=== DATA IN THIS EXERCISE ===
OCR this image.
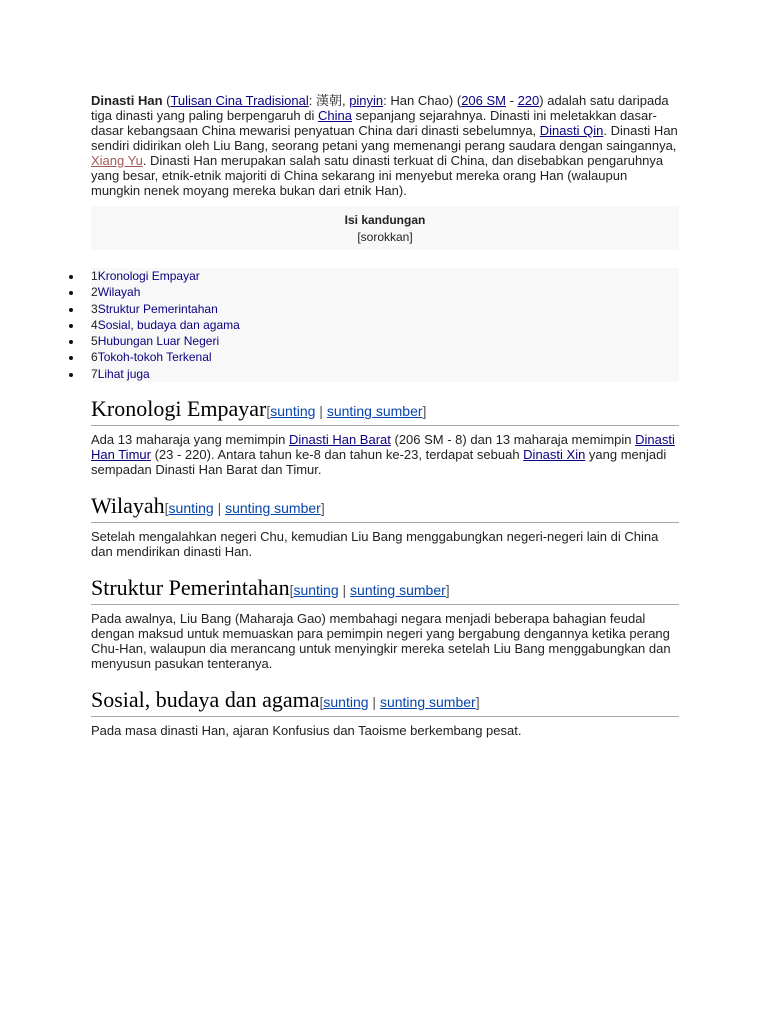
Dinasti Han (Tulisan Cina Tradisional: 漢朝, pinyin: Han Chao) (206 SM - 220) adalah satu daripada tiga dinasti yang paling berpengaruh di China sepanjang sejarahnya. Dinasti ini meletakkan dasar-dasar kebangsaan China mewarisi penyatuan China dari dinasti sebelumnya, Dinasti Qin. Dinasti Han sendiri didirikan oleh Liu Bang, seorang petani yang memenangi perang saudara dengan saingannya, Xiang Yu. Dinasti Han merupakan salah satu dinasti terkuat di China, dan disebabkan pengaruhnya yang besar, etnik-etnik majoriti di China sekarang ini menyebut mereka orang Han (walaupun mungkin nenek moyang mereka bukan dari etnik Han).

Isi kandungan
[sorokkan]
1Kronologi Empayar
2Wilayah
3Struktur Pemerintahan
4Sosial, budaya dan agama
5Hubungan Luar Negeri
6Tokoh-tokoh Terkenal
7Lihat juga
Kronologi Empayar[sunting | sunting sumber]

Ada 13 maharaja yang memimpin Dinasti Han Barat (206 SM - 8) dan 13 maharaja memimpin Dinasti Han Timur (23 - 220). Antara tahun ke-8 dan tahun ke-23, terdapat sebuah Dinasti Xin yang menjadi sempadan Dinasti Han Barat dan Timur.

Wilayah[sunting | sunting sumber]

Setelah mengalahkan negeri Chu, kemudian Liu Bang menggabungkan negeri-negeri lain di China dan mendirikan dinasti Han.

Struktur Pemerintahan[sunting | sunting sumber]

Pada awalnya, Liu Bang (Maharaja Gao) membahagi negara menjadi beberapa bahagian feudal dengan maksud untuk memuaskan para pemimpin negeri yang bergabung dengannya ketika perang Chu-Han, walaupun dia merancang untuk menyingkir mereka setelah Liu Bang menggabungkan dan menyusun pasukan tenteranya.

Sosial, budaya dan agama[sunting | sunting sumber]

Pada masa dinasti Han, ajaran Konfusius dan Taoisme berkembang pesat.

=== WHAT IS ASKED ===
Output the entries above exactly. Drop the pictures.

=== TASK RESULT ===
OCR this image.
Dinasti Han (Tulisan Cina Tradisional: 漢朝, pinyin: Han Chao) (206 SM - 220) adalah satu daripada tiga dinasti yang paling berpengaruh di China sepanjang sejarahnya. Dinasti ini meletakkan dasar-dasar kebangsaan China mewarisi penyatuan China dari dinasti sebelumnya, Dinasti Qin. Dinasti Han sendiri didirikan oleh Liu Bang, seorang petani yang memenangi perang saudara dengan saingannya, Xiang Yu. Dinasti Han merupakan salah satu dinasti terkuat di China, dan disebabkan pengaruhnya yang besar, etnik-etnik majoriti di China sekarang ini menyebut mereka orang Han (walaupun mungkin nenek moyang mereka bukan dari etnik Han).

Isi kandungan
[sorokkan]
1Kronologi Empayar
2Wilayah
3Struktur Pemerintahan
4Sosial, budaya dan agama
5Hubungan Luar Negeri
6Tokoh-tokoh Terkenal
7Lihat juga
Kronologi Empayar[sunting | sunting sumber]

Ada 13 maharaja yang memimpin Dinasti Han Barat (206 SM - 8) dan 13 maharaja memimpin Dinasti Han Timur (23 - 220). Antara tahun ke-8 dan tahun ke-23, terdapat sebuah Dinasti Xin yang menjadi sempadan Dinasti Han Barat dan Timur.

Wilayah[sunting | sunting sumber]

Setelah mengalahkan negeri Chu, kemudian Liu Bang menggabungkan negeri-negeri lain di China dan mendirikan dinasti Han.

Struktur Pemerintahan[sunting | sunting sumber]

Pada awalnya, Liu Bang (Maharaja Gao) membahagi negara menjadi beberapa bahagian feudal dengan maksud untuk memuaskan para pemimpin negeri yang bergabung dengannya ketika perang Chu-Han, walaupun dia merancang untuk menyingkir mereka setelah Liu Bang menggabungkan dan menyusun pasukan tenteranya.

Sosial, budaya dan agama[sunting | sunting sumber]

Pada masa dinasti Han, ajaran Konfusius dan Taoisme berkembang pesat.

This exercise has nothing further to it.